(Figure record listings)
★ ★ ★ ★ ★ ★ ★

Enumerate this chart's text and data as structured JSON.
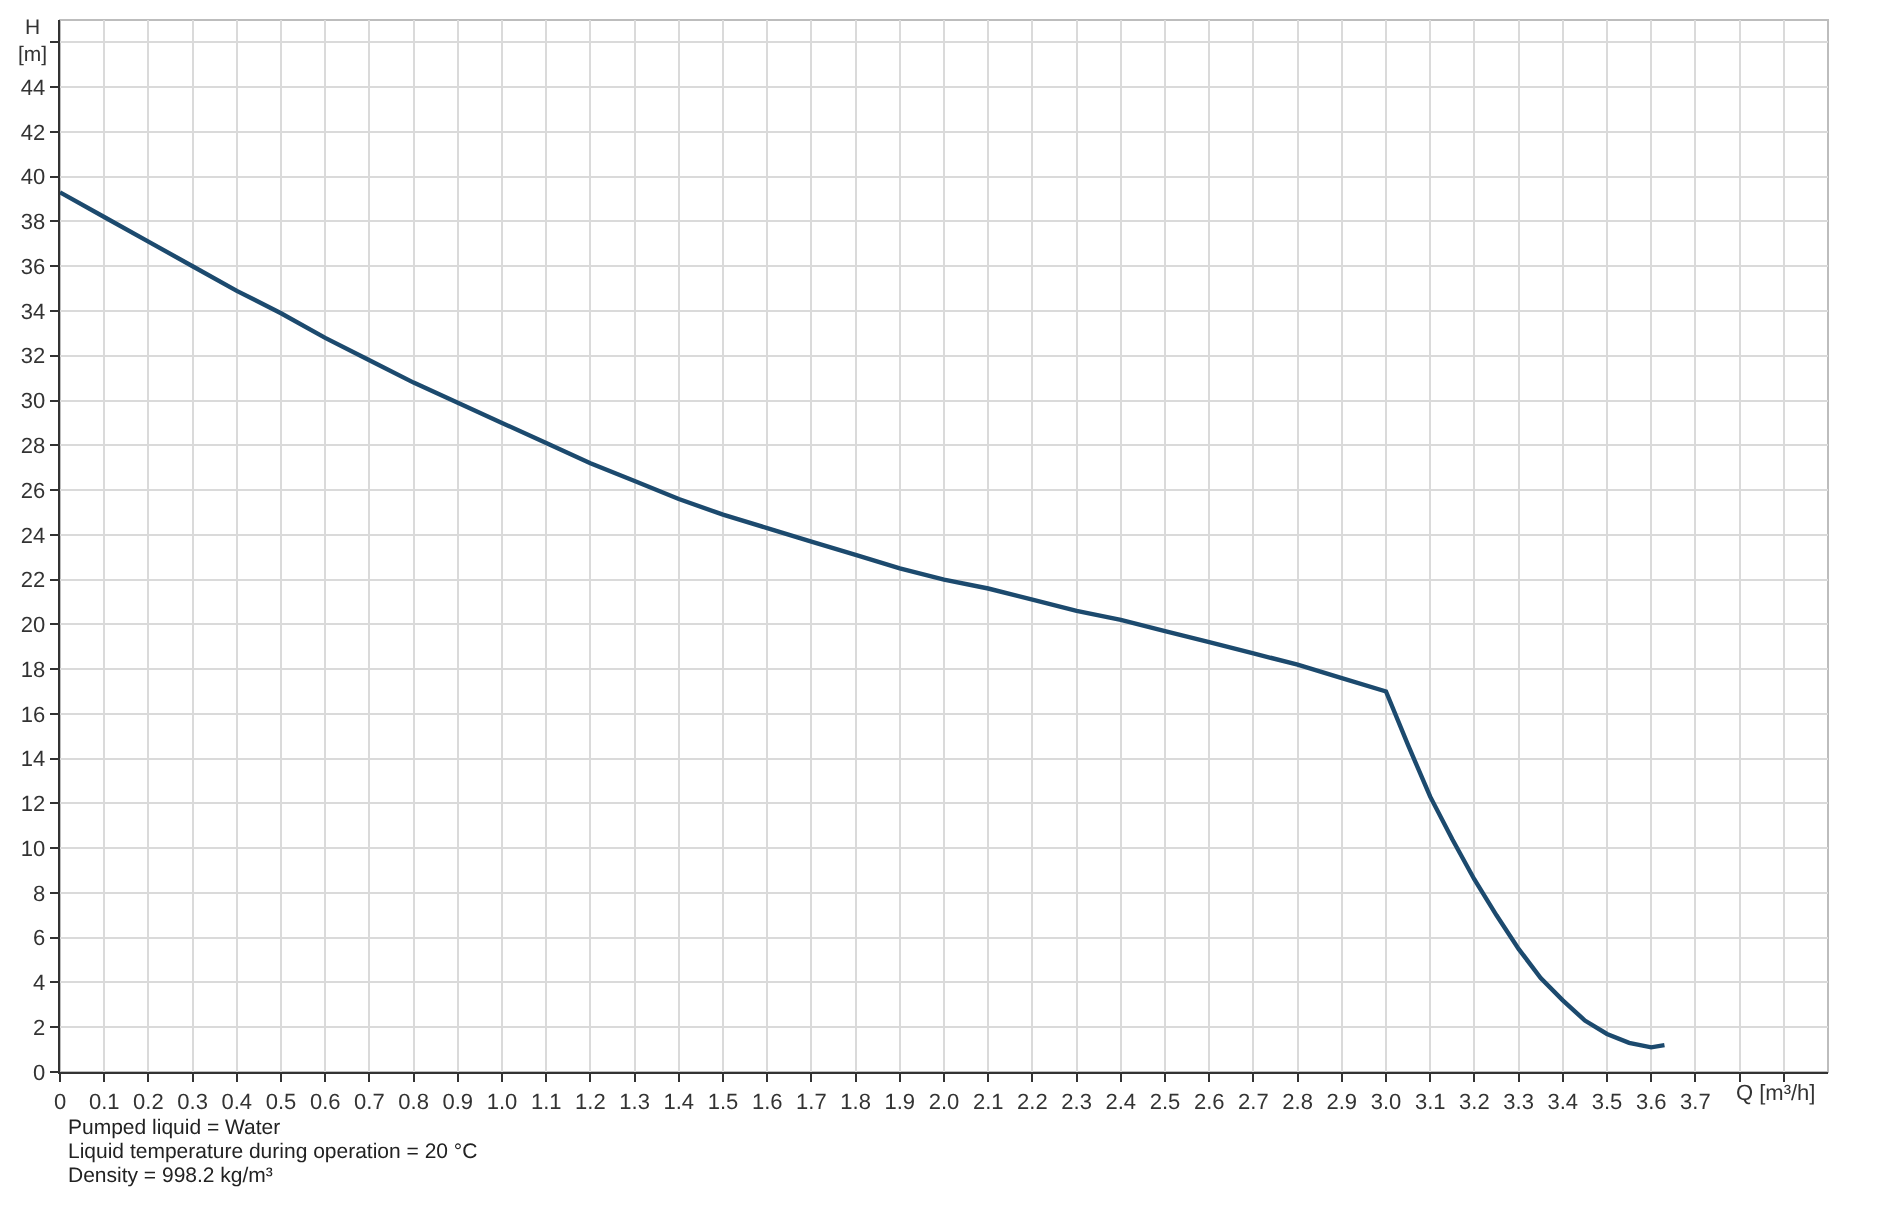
{
  "chart_data": {
    "type": "line",
    "xlabel": "Q [m³/h]",
    "ylabel": "H\n[m]",
    "x": [
      0,
      0.1,
      0.2,
      0.3,
      0.4,
      0.5,
      0.6,
      0.7,
      0.8,
      0.9,
      1.0,
      1.1,
      1.2,
      1.3,
      1.4,
      1.5,
      1.6,
      1.7,
      1.8,
      1.9,
      2.0,
      2.1,
      2.2,
      2.3,
      2.4,
      2.5,
      2.6,
      2.7,
      2.8,
      2.9,
      3.0,
      3.05,
      3.1,
      3.15,
      3.2,
      3.25,
      3.3,
      3.35,
      3.4,
      3.45,
      3.5,
      3.55,
      3.6,
      3.63
    ],
    "values": [
      39.3,
      38.2,
      37.1,
      36.0,
      34.9,
      33.9,
      32.8,
      31.8,
      30.8,
      29.9,
      29.0,
      28.1,
      27.2,
      26.4,
      25.6,
      24.9,
      24.3,
      23.7,
      23.1,
      22.5,
      22.0,
      21.6,
      21.1,
      20.6,
      20.2,
      19.7,
      19.2,
      18.7,
      18.2,
      17.6,
      17.0,
      14.6,
      12.3,
      10.4,
      8.6,
      7.0,
      5.5,
      4.2,
      3.2,
      2.3,
      1.7,
      1.3,
      1.1,
      1.2
    ],
    "color": "#1c4a6e",
    "line_style": "solid",
    "xlim": [
      0,
      4.0
    ],
    "ylim": [
      0,
      47
    ],
    "xticks": [
      0,
      0.1,
      0.2,
      0.3,
      0.4,
      0.5,
      0.6,
      0.7,
      0.8,
      0.9,
      {
        "value": 1,
        "label": "1.0"
      },
      1.1,
      1.2,
      1.3,
      1.4,
      1.5,
      1.6,
      1.7,
      1.8,
      1.9,
      {
        "value": 2,
        "label": "2.0"
      },
      2.1,
      2.2,
      2.3,
      2.4,
      2.5,
      2.6,
      2.7,
      2.8,
      2.9,
      {
        "value": 3,
        "label": "3.0"
      },
      3.1,
      3.2,
      3.3,
      3.4,
      3.5,
      3.6,
      3.7,
      {
        "value": 3.8,
        "label": null
      },
      {
        "value": 3.9,
        "label": null
      }
    ],
    "yticks": [
      0,
      2,
      4,
      6,
      8,
      10,
      12,
      14,
      16,
      18,
      20,
      22,
      24,
      26,
      28,
      30,
      32,
      34,
      36,
      38,
      40,
      42,
      44,
      {
        "value": 46,
        "label": null
      }
    ],
    "grid": true,
    "annotations": [
      "Pumped liquid = Water",
      "Liquid temperature during operation = 20 °C",
      "Density = 998.2 kg/m³"
    ]
  }
}
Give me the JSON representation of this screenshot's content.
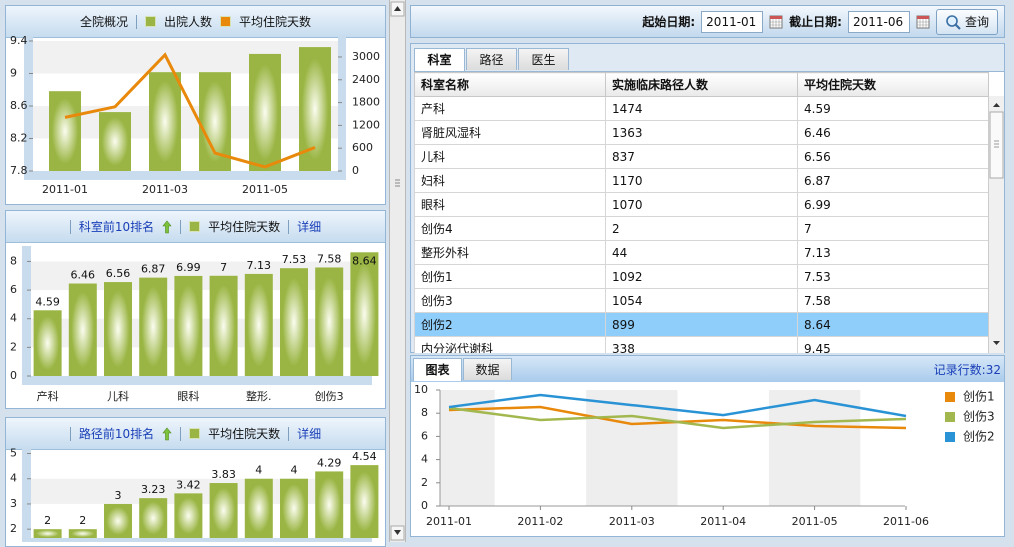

★ ★ ★ ★ ★ ★ ★

* [Problem to work on] Report how many lines in this data include the string "JSON", and nothing else.

* [Solved exercise] 2